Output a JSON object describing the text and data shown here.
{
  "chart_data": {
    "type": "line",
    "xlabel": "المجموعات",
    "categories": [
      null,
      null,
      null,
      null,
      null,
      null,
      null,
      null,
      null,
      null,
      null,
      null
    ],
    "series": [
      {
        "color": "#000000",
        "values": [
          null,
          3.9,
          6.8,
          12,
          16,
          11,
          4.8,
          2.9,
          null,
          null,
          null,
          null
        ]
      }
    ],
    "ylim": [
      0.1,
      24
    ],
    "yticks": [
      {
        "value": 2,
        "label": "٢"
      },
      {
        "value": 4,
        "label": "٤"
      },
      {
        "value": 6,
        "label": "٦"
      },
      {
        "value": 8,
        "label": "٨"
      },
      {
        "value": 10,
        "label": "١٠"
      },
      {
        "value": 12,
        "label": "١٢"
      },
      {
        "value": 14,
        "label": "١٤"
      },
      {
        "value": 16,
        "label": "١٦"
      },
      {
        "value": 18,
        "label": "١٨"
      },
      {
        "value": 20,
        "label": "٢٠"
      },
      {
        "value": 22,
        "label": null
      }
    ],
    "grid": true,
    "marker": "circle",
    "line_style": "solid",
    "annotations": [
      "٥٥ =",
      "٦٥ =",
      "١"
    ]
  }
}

────────────────

Stated problem. Print the complete listing again, exactly as it stands.

Solution for this exercise.
Output a JSON object describing the text and data shown here.
{
  "chart_data": {
    "type": "line",
    "xlabel": "المجموعات",
    "categories": [
      null,
      null,
      null,
      null,
      null,
      null,
      null,
      null,
      null,
      null,
      null,
      null
    ],
    "series": [
      {
        "color": "#000000",
        "values": [
          null,
          3.9,
          6.8,
          12,
          16,
          11,
          4.8,
          2.9,
          null,
          null,
          null,
          null
        ]
      }
    ],
    "ylim": [
      0.1,
      24
    ],
    "yticks": [
      {
        "value": 2,
        "label": "٢"
      },
      {
        "value": 4,
        "label": "٤"
      },
      {
        "value": 6,
        "label": "٦"
      },
      {
        "value": 8,
        "label": "٨"
      },
      {
        "value": 10,
        "label": "١٠"
      },
      {
        "value": 12,
        "label": "١٢"
      },
      {
        "value": 14,
        "label": "١٤"
      },
      {
        "value": 16,
        "label": "١٦"
      },
      {
        "value": 18,
        "label": "١٨"
      },
      {
        "value": 20,
        "label": "٢٠"
      },
      {
        "value": 22,
        "label": null
      }
    ],
    "grid": true,
    "marker": "circle",
    "line_style": "solid",
    "annotations": [
      "٥٥ =",
      "٦٥ =",
      "١"
    ]
  }
}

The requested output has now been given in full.